[START]

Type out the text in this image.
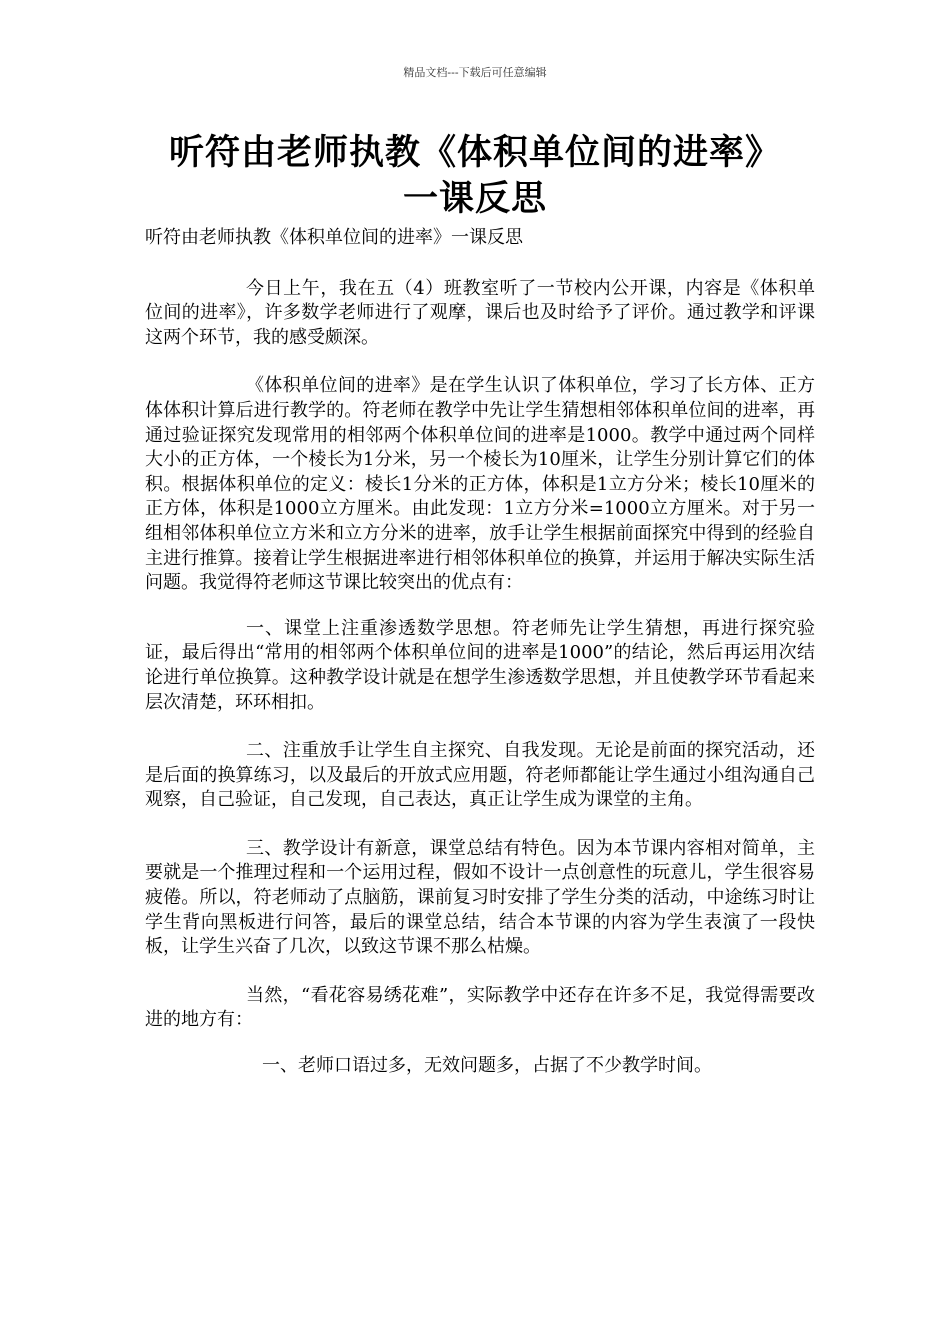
精品文档---下载后可任意编辑
听符由老师执教《体积单位间的进率》
一课反思

听符由老师执教《体积单位间的进率》一课反思

今日上午，我在五（4）班教室听了一节校内公开课，内容是《体积单位间的进率》，许多数学老师进行了观摩，课后也及时给予了评价。通过教学和评课这两个环节，我的感受颇深。

《体积单位间的进率》是在学生认识了体积单位，学习了长方体、正方体体积计算后进行教学的。符老师在教学中先让学生猜想相邻体积单位间的进率，再通过验证探究发现常用的相邻两个体积单位间的进率是1000。教学中通过两个同样大小的正方体，一个棱长为1分米，另一个棱长为10厘米，让学生分别计算它们的体积。根据体积单位的定义：棱长1分米的正方体，体积是1立方分米；棱长10厘米的正方体，体积是1000立方厘米。由此发现：1立方分米=1000立方厘米。对于另一组相邻体积单位立方米和立方分米的进率，放手让学生根据前面探究中得到的经验自主进行推算。接着让学生根据进率进行相邻体积单位的换算，并运用于解决实际生活问题。我觉得符老师这节课比较突出的优点有：

一、课堂上注重渗透数学思想。符老师先让学生猜想，再进行探究验证，最后得出“常用的相邻两个体积单位间的进率是1000”的结论，然后再运用次结论进行单位换算。这种教学设计就是在想学生渗透数学思想，并且使教学环节看起来层次清楚，环环相扣。

二、注重放手让学生自主探究、自我发现。无论是前面的探究活动，还是后面的换算练习，以及最后的开放式应用题，符老师都能让学生通过小组沟通自己观察，自己验证，自己发现，自己表达，真正让学生成为课堂的主角。

三、教学设计有新意，课堂总结有特色。因为本节课内容相对简单，主要就是一个推理过程和一个运用过程，假如不设计一点创意性的玩意儿，学生很容易疲倦。所以，符老师动了点脑筋，课前复习时安排了学生分类的活动，中途练习时让学生背向黑板进行问答，最后的课堂总结，结合本节课的内容为学生表演了一段快板，让学生兴奋了几次，以致这节课不那么枯燥。

当然，“看花容易绣花难”，实际教学中还存在许多不足，我觉得需要改进的地方有：

一、老师口语过多，无效问题多，占据了不少教学时间。
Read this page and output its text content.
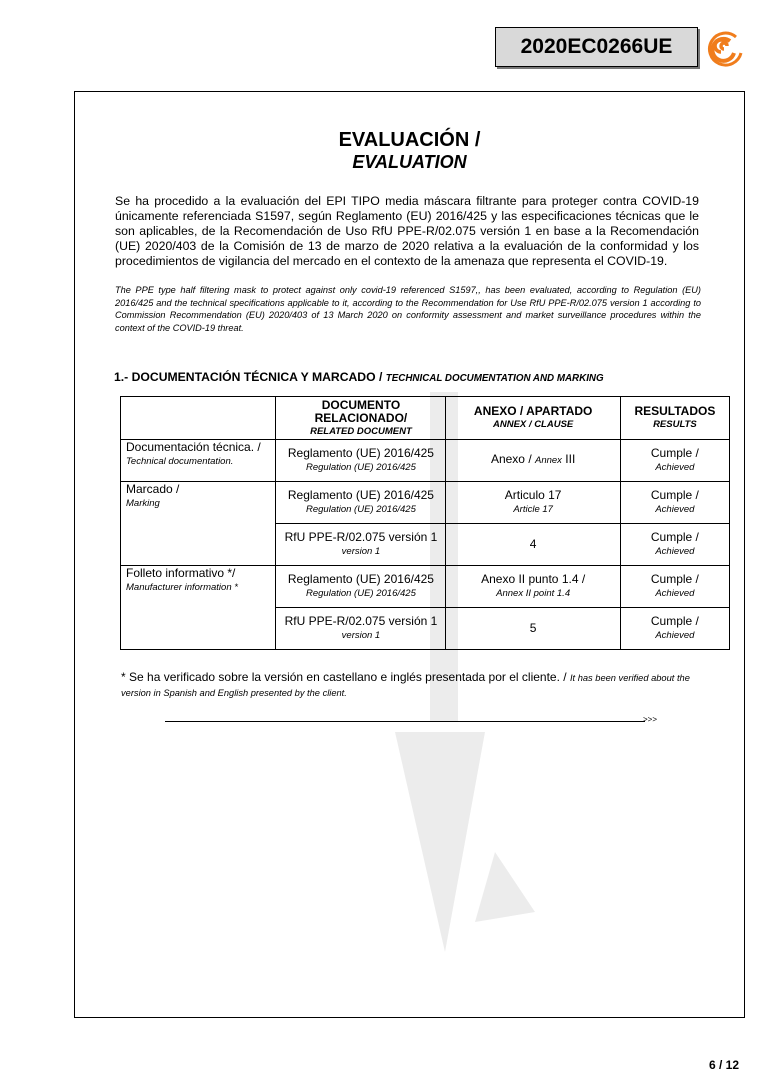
2020EC0266UE
EVALUACIÓN /
EVALUATION
Se ha procedido a la evaluación del EPI TIPO media máscara filtrante para proteger contra COVID-19 únicamente referenciada S1597, según Reglamento (EU) 2016/425 y las especificaciones técnicas que le son aplicables, de la Recomendación de Uso RfU PPE-R/02.075 versión 1 en base a la Recomendación (UE) 2020/403 de la Comisión de 13 de marzo de 2020 relativa a la evaluación de la conformidad y los procedimientos de vigilancia del mercado en el contexto de la amenaza que representa el COVID-19.
The PPE type half filtering mask to protect against only covid-19 referenced S1597,, has been evaluated, according to Regulation (EU) 2016/425 and the technical specifications applicable to it, according to the Recommendation for Use RfU PPE-R/02.075 version 1 according to Commission Recommendation (EU) 2020/403 of 13 March 2020 on conformity assessment and market surveillance procedures within the context of the COVID-19 threat.
1.- DOCUMENTACIÓN TÉCNICA Y MARCADO / TECHNICAL DOCUMENTATION AND MARKING
	DOCUMENTO RELACIONADO/
RELATED DOCUMENT	ANEXO / APARTADO
ANNEX / CLAUSE	RESULTADOS
RESULTS

Documentación técnica. /
Technical documentation.	Reglamento (UE) 2016/425
Regulation (UE) 2016/425	Anexo / Annex III	Cumple /
Achieved

Marcado /
Marking	Reglamento (UE) 2016/425
Regulation (UE) 2016/425	Articulo 17
Article 17	Cumple /
Achieved

	RfU PPE-R/02.075 versión 1
version 1	4	Cumple /
Achieved

Folleto informativo */
Manufacturer information *	Reglamento (UE) 2016/425
Regulation (UE) 2016/425	Anexo II punto 1.4 /
Annex II point 1.4	Cumple /
Achieved

	RfU PPE-R/02.075 versión 1
version 1	5	Cumple /
Achieved
* Se ha verificado sobre la versión en castellano e inglés presentada por el cliente. / It has been verified about the version in Spanish and English presented by the client.
>>>
6 / 12
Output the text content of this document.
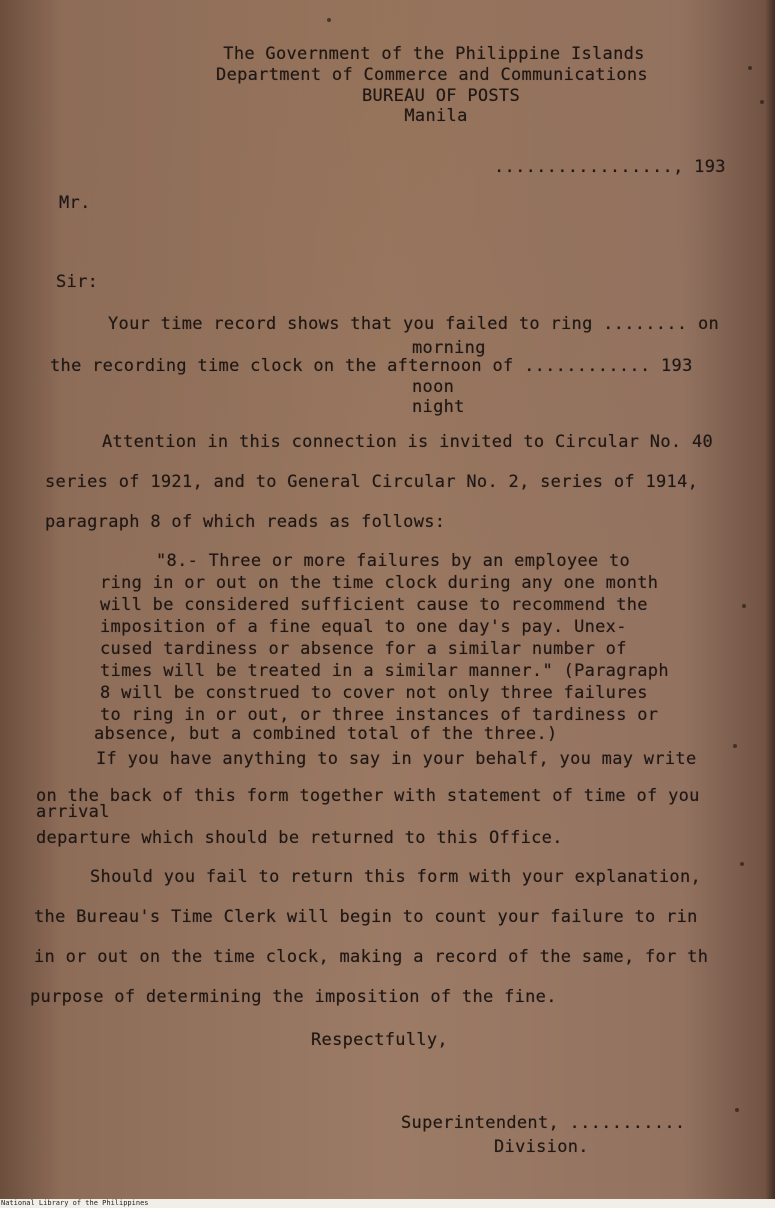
The Government of the Philippine Islands
Department of Commerce and Communications
BUREAU OF POSTS
Manila
................., 193
Mr.
Sir:
Your time record shows that you failed to ring ........ on
morning
the recording time clock on the afternoon of ............ 193
noon
night
Attention in this connection is invited to Circular No. 40
series of 1921, and to General Circular No. 2, series of 1914,
paragraph 8 of which reads as follows:
"8.- Three or more failures by an employee to
ring in or out on the time clock during any one month
will be considered sufficient cause to recommend the
imposition of a fine equal to one day's pay. Unex-
cused tardiness or absence for a similar number of
times will be treated in a similar manner." (Paragraph
8 will be construed to cover not only three failures
to ring in or out, or three instances of tardiness or
absence, but a combined total of the three.)
If you have anything to say in your behalf, you may write
on the back of this form together with statement of time of you
arrival
departure which should be returned to this Office.
Should you fail to return this form with your explanation,
the Bureau's Time Clerk will begin to count your failure to rin
in or out on the time clock, making a record of the same, for th
purpose of determining the imposition of the fine.
Respectfully,
Superintendent, ...........
Division.
National Library of the Philippines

[END]

What comes back should match the records exactly, minus any pictures.

Type out the text in this image.
精品文档---下载后可任意编辑
听符由老师执教《体积单位间的进率》
一课反思

听符由老师执教《体积单位间的进率》一课反思

今日上午，我在五（4）班教室听了一节校内公开课，内容是《体积单位间的进率》，许多数学老师进行了观摩，课后也及时给予了评价。通过教学和评课这两个环节，我的感受颇深。

《体积单位间的进率》是在学生认识了体积单位，学习了长方体、正方体体积计算后进行教学的。符老师在教学中先让学生猜想相邻体积单位间的进率，再通过验证探究发现常用的相邻两个体积单位间的进率是1000。教学中通过两个同样大小的正方体，一个棱长为1分米，另一个棱长为10厘米，让学生分别计算它们的体积。根据体积单位的定义：棱长1分米的正方体，体积是1立方分米；棱长10厘米的正方体，体积是1000立方厘米。由此发现：1立方分米=1000立方厘米。对于另一组相邻体积单位立方米和立方分米的进率，放手让学生根据前面探究中得到的经验自主进行推算。接着让学生根据进率进行相邻体积单位的换算，并运用于解决实际生活问题。我觉得符老师这节课比较突出的优点有：

一、课堂上注重渗透数学思想。符老师先让学生猜想，再进行探究验证，最后得出“常用的相邻两个体积单位间的进率是1000”的结论，然后再运用次结论进行单位换算。这种教学设计就是在想学生渗透数学思想，并且使教学环节看起来层次清楚，环环相扣。

二、注重放手让学生自主探究、自我发现。无论是前面的探究活动，还是后面的换算练习，以及最后的开放式应用题，符老师都能让学生通过小组沟通自己观察，自己验证，自己发现，自己表达，真正让学生成为课堂的主角。

三、教学设计有新意，课堂总结有特色。因为本节课内容相对简单，主要就是一个推理过程和一个运用过程，假如不设计一点创意性的玩意儿，学生很容易疲倦。所以，符老师动了点脑筋，课前复习时安排了学生分类的活动，中途练习时让学生背向黑板进行问答，最后的课堂总结，结合本节课的内容为学生表演了一段快板，让学生兴奋了几次，以致这节课不那么枯燥。

当然，“看花容易绣花难”，实际教学中还存在许多不足，我觉得需要改进的地方有：

一、老师口语过多，无效问题多，占据了不少教学时间。
Read this page and output its text content.
2020EC0266UE
EVALUACIÓN /
EVALUATION
Se ha procedido a la evaluación del EPI TIPO media máscara filtrante para proteger contra COVID-19 únicamente referenciada S1597, según Reglamento (EU) 2016/425 y las especificaciones técnicas que le son aplicables, de la Recomendación de Uso RfU PPE-R/02.075 versión 1 en base a la Recomendación (UE) 2020/403 de la Comisión de 13 de marzo de 2020 relativa a la evaluación de la conformidad y los procedimientos de vigilancia del mercado en el contexto de la amenaza que representa el COVID-19.
The PPE type half filtering mask to protect against only covid-19 referenced S1597,, has been evaluated, according to Regulation (EU) 2016/425 and the technical specifications applicable to it, according to the Recommendation for Use RfU PPE-R/02.075 version 1 according to Commission Recommendation (EU) 2020/403 of 13 March 2020 on conformity assessment and market surveillance procedures within the context of the COVID-19 threat.
1.- DOCUMENTACIÓN TÉCNICA Y MARCADO / TECHNICAL DOCUMENTATION AND MARKING
	DOCUMENTO RELACIONADO/
RELATED DOCUMENT	ANEXO / APARTADO
ANNEX / CLAUSE	RESULTADOS
RESULTS

Documentación técnica. /
Technical documentation.	Reglamento (UE) 2016/425
Regulation (UE) 2016/425	Anexo / Annex III	Cumple /
Achieved

Marcado /
Marking	Reglamento (UE) 2016/425
Regulation (UE) 2016/425	Articulo 17
Article 17	Cumple /
Achieved

	RfU PPE-R/02.075 versión 1
version 1	4	Cumple /
Achieved

Folleto informativo */
Manufacturer information *	Reglamento (UE) 2016/425
Regulation (UE) 2016/425	Anexo II punto 1.4 /
Annex II point 1.4	Cumple /
Achieved

	RfU PPE-R/02.075 versión 1
version 1	5	Cumple /
Achieved
* Se ha verificado sobre la versión en castellano e inglés presentada por el cliente. / It has been verified about the version in Spanish and English presented by the client.
>>>
6 / 12
Output the text content of this document.
The Government of the Philippine Islands
Department of Commerce and Communications
BUREAU OF POSTS
Manila
................., 193
Mr.
Sir:
Your time record shows that you failed to ring ........ on
morning
the recording time clock on the afternoon of ............ 193
noon
night
Attention in this connection is invited to Circular No. 40
series of 1921, and to General Circular No. 2, series of 1914,
paragraph 8 of which reads as follows:
"8.- Three or more failures by an employee to
ring in or out on the time clock during any one month
will be considered sufficient cause to recommend the
imposition of a fine equal to one day's pay. Unex-
cused tardiness or absence for a similar number of
times will be treated in a similar manner." (Paragraph
8 will be construed to cover not only three failures
to ring in or out, or three instances of tardiness or
absence, but a combined total of the three.)
If you have anything to say in your behalf, you may write
on the back of this form together with statement of time of you
arrival
departure which should be returned to this Office.
Should you fail to return this form with your explanation,
the Bureau's Time Clerk will begin to count your failure to rin
in or out on the time clock, making a record of the same, for th
purpose of determining the imposition of the fine.
Respectfully,
Superintendent, ...........
Division.
National Library of the Philippines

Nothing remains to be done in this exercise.